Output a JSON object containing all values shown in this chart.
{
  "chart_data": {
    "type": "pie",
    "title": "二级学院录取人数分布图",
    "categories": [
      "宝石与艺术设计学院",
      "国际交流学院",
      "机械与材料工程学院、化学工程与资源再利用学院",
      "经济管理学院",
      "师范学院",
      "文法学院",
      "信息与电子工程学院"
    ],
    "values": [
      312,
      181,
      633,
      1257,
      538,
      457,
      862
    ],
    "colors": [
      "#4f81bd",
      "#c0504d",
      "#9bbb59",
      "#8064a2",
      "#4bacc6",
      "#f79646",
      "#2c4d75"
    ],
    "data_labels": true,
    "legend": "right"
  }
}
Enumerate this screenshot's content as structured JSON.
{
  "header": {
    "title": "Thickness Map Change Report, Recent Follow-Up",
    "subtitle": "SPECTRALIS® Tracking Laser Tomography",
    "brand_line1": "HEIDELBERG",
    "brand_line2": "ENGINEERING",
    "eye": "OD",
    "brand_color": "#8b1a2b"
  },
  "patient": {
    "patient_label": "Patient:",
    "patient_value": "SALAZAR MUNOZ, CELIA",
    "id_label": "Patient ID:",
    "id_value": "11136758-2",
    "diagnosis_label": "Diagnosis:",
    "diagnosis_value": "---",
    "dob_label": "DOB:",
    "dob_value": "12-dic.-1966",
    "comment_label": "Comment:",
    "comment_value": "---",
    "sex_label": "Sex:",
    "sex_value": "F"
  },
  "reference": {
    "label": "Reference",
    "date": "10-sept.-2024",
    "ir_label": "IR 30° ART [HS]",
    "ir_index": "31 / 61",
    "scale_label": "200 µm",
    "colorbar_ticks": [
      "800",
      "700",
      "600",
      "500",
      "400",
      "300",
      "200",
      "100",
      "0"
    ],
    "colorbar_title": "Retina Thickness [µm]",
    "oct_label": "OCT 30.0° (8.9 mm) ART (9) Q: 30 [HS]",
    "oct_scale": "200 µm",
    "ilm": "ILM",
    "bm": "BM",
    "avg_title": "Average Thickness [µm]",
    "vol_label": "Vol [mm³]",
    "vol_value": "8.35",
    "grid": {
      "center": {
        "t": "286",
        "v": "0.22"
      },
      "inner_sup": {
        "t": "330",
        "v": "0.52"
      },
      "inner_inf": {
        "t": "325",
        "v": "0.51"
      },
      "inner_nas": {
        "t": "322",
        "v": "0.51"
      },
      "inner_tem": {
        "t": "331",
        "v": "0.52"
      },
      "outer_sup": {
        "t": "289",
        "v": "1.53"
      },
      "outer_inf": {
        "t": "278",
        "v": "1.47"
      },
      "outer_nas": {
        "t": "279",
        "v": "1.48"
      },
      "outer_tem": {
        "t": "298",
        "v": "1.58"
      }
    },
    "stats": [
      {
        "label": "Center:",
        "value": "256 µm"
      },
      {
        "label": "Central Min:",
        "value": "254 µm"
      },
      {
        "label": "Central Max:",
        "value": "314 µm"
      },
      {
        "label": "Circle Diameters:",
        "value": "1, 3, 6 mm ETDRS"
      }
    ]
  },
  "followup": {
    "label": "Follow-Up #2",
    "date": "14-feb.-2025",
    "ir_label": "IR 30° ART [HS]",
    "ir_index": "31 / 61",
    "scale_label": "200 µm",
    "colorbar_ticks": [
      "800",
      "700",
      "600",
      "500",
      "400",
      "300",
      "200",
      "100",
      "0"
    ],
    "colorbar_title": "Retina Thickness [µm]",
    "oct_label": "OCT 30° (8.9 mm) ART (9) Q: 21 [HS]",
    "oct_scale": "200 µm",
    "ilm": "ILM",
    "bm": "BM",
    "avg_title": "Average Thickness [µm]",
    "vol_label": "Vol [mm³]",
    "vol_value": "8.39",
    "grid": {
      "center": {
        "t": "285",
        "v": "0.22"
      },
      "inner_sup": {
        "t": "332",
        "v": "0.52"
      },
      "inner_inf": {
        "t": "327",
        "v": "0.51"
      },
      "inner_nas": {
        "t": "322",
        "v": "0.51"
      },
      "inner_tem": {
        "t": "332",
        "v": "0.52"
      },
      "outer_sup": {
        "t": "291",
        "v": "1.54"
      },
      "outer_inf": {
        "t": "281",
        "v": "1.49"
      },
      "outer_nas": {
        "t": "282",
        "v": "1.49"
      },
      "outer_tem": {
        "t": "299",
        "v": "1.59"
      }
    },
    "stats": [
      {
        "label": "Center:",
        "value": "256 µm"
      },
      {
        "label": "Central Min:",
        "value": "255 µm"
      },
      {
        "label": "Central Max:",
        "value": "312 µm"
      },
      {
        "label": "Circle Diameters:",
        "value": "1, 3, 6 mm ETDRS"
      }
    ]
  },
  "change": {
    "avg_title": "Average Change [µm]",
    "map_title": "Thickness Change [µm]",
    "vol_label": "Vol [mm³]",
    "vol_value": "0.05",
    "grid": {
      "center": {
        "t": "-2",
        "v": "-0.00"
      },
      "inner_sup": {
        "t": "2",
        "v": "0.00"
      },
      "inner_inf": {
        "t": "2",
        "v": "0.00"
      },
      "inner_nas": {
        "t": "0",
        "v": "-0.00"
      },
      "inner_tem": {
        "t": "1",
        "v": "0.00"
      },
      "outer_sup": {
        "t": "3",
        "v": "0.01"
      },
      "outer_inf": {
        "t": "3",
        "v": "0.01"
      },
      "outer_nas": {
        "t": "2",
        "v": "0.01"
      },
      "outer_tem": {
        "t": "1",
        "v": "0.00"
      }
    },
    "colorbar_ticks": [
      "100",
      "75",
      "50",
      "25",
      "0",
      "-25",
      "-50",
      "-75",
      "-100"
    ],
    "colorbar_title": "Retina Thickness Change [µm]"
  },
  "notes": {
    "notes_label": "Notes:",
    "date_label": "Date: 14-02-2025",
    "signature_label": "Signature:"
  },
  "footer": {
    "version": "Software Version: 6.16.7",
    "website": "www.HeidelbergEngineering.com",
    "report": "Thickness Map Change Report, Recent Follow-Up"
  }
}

**Task brief**
Give the listing again, word for word.

**Full response**
Output a JSON object containing all values shown in this chart.
{
  "chart_data": {
    "type": "pie",
    "title": "二级学院录取人数分布图",
    "categories": [
      "宝石与艺术设计学院",
      "国际交流学院",
      "机械与材料工程学院、化学工程与资源再利用学院",
      "经济管理学院",
      "师范学院",
      "文法学院",
      "信息与电子工程学院"
    ],
    "values": [
      312,
      181,
      633,
      1257,
      538,
      457,
      862
    ],
    "colors": [
      "#4f81bd",
      "#c0504d",
      "#9bbb59",
      "#8064a2",
      "#4bacc6",
      "#f79646",
      "#2c4d75"
    ],
    "data_labels": true,
    "legend": "right"
  }
}
Enumerate this screenshot's content as structured JSON.
{
  "header": {
    "title": "Thickness Map Change Report, Recent Follow-Up",
    "subtitle": "SPECTRALIS® Tracking Laser Tomography",
    "brand_line1": "HEIDELBERG",
    "brand_line2": "ENGINEERING",
    "eye": "OD",
    "brand_color": "#8b1a2b"
  },
  "patient": {
    "patient_label": "Patient:",
    "patient_value": "SALAZAR MUNOZ, CELIA",
    "id_label": "Patient ID:",
    "id_value": "11136758-2",
    "diagnosis_label": "Diagnosis:",
    "diagnosis_value": "---",
    "dob_label": "DOB:",
    "dob_value": "12-dic.-1966",
    "comment_label": "Comment:",
    "comment_value": "---",
    "sex_label": "Sex:",
    "sex_value": "F"
  },
  "reference": {
    "label": "Reference",
    "date": "10-sept.-2024",
    "ir_label": "IR 30° ART [HS]",
    "ir_index": "31 / 61",
    "scale_label": "200 µm",
    "colorbar_ticks": [
      "800",
      "700",
      "600",
      "500",
      "400",
      "300",
      "200",
      "100",
      "0"
    ],
    "colorbar_title": "Retina Thickness [µm]",
    "oct_label": "OCT 30.0° (8.9 mm) ART (9) Q: 30 [HS]",
    "oct_scale": "200 µm",
    "ilm": "ILM",
    "bm": "BM",
    "avg_title": "Average Thickness [µm]",
    "vol_label": "Vol [mm³]",
    "vol_value": "8.35",
    "grid": {
      "center": {
        "t": "286",
        "v": "0.22"
      },
      "inner_sup": {
        "t": "330",
        "v": "0.52"
      },
      "inner_inf": {
        "t": "325",
        "v": "0.51"
      },
      "inner_nas": {
        "t": "322",
        "v": "0.51"
      },
      "inner_tem": {
        "t": "331",
        "v": "0.52"
      },
      "outer_sup": {
        "t": "289",
        "v": "1.53"
      },
      "outer_inf": {
        "t": "278",
        "v": "1.47"
      },
      "outer_nas": {
        "t": "279",
        "v": "1.48"
      },
      "outer_tem": {
        "t": "298",
        "v": "1.58"
      }
    },
    "stats": [
      {
        "label": "Center:",
        "value": "256 µm"
      },
      {
        "label": "Central Min:",
        "value": "254 µm"
      },
      {
        "label": "Central Max:",
        "value": "314 µm"
      },
      {
        "label": "Circle Diameters:",
        "value": "1, 3, 6 mm ETDRS"
      }
    ]
  },
  "followup": {
    "label": "Follow-Up #2",
    "date": "14-feb.-2025",
    "ir_label": "IR 30° ART [HS]",
    "ir_index": "31 / 61",
    "scale_label": "200 µm",
    "colorbar_ticks": [
      "800",
      "700",
      "600",
      "500",
      "400",
      "300",
      "200",
      "100",
      "0"
    ],
    "colorbar_title": "Retina Thickness [µm]",
    "oct_label": "OCT 30° (8.9 mm) ART (9) Q: 21 [HS]",
    "oct_scale": "200 µm",
    "ilm": "ILM",
    "bm": "BM",
    "avg_title": "Average Thickness [µm]",
    "vol_label": "Vol [mm³]",
    "vol_value": "8.39",
    "grid": {
      "center": {
        "t": "285",
        "v": "0.22"
      },
      "inner_sup": {
        "t": "332",
        "v": "0.52"
      },
      "inner_inf": {
        "t": "327",
        "v": "0.51"
      },
      "inner_nas": {
        "t": "322",
        "v": "0.51"
      },
      "inner_tem": {
        "t": "332",
        "v": "0.52"
      },
      "outer_sup": {
        "t": "291",
        "v": "1.54"
      },
      "outer_inf": {
        "t": "281",
        "v": "1.49"
      },
      "outer_nas": {
        "t": "282",
        "v": "1.49"
      },
      "outer_tem": {
        "t": "299",
        "v": "1.59"
      }
    },
    "stats": [
      {
        "label": "Center:",
        "value": "256 µm"
      },
      {
        "label": "Central Min:",
        "value": "255 µm"
      },
      {
        "label": "Central Max:",
        "value": "312 µm"
      },
      {
        "label": "Circle Diameters:",
        "value": "1, 3, 6 mm ETDRS"
      }
    ]
  },
  "change": {
    "avg_title": "Average Change [µm]",
    "map_title": "Thickness Change [µm]",
    "vol_label": "Vol [mm³]",
    "vol_value": "0.05",
    "grid": {
      "center": {
        "t": "-2",
        "v": "-0.00"
      },
      "inner_sup": {
        "t": "2",
        "v": "0.00"
      },
      "inner_inf": {
        "t": "2",
        "v": "0.00"
      },
      "inner_nas": {
        "t": "0",
        "v": "-0.00"
      },
      "inner_tem": {
        "t": "1",
        "v": "0.00"
      },
      "outer_sup": {
        "t": "3",
        "v": "0.01"
      },
      "outer_inf": {
        "t": "3",
        "v": "0.01"
      },
      "outer_nas": {
        "t": "2",
        "v": "0.01"
      },
      "outer_tem": {
        "t": "1",
        "v": "0.00"
      }
    },
    "colorbar_ticks": [
      "100",
      "75",
      "50",
      "25",
      "0",
      "-25",
      "-50",
      "-75",
      "-100"
    ],
    "colorbar_title": "Retina Thickness Change [µm]"
  },
  "notes": {
    "notes_label": "Notes:",
    "date_label": "Date: 14-02-2025",
    "signature_label": "Signature:"
  },
  "footer": {
    "version": "Software Version: 6.16.7",
    "website": "www.HeidelbergEngineering.com",
    "report": "Thickness Map Change Report, Recent Follow-Up"
  }
}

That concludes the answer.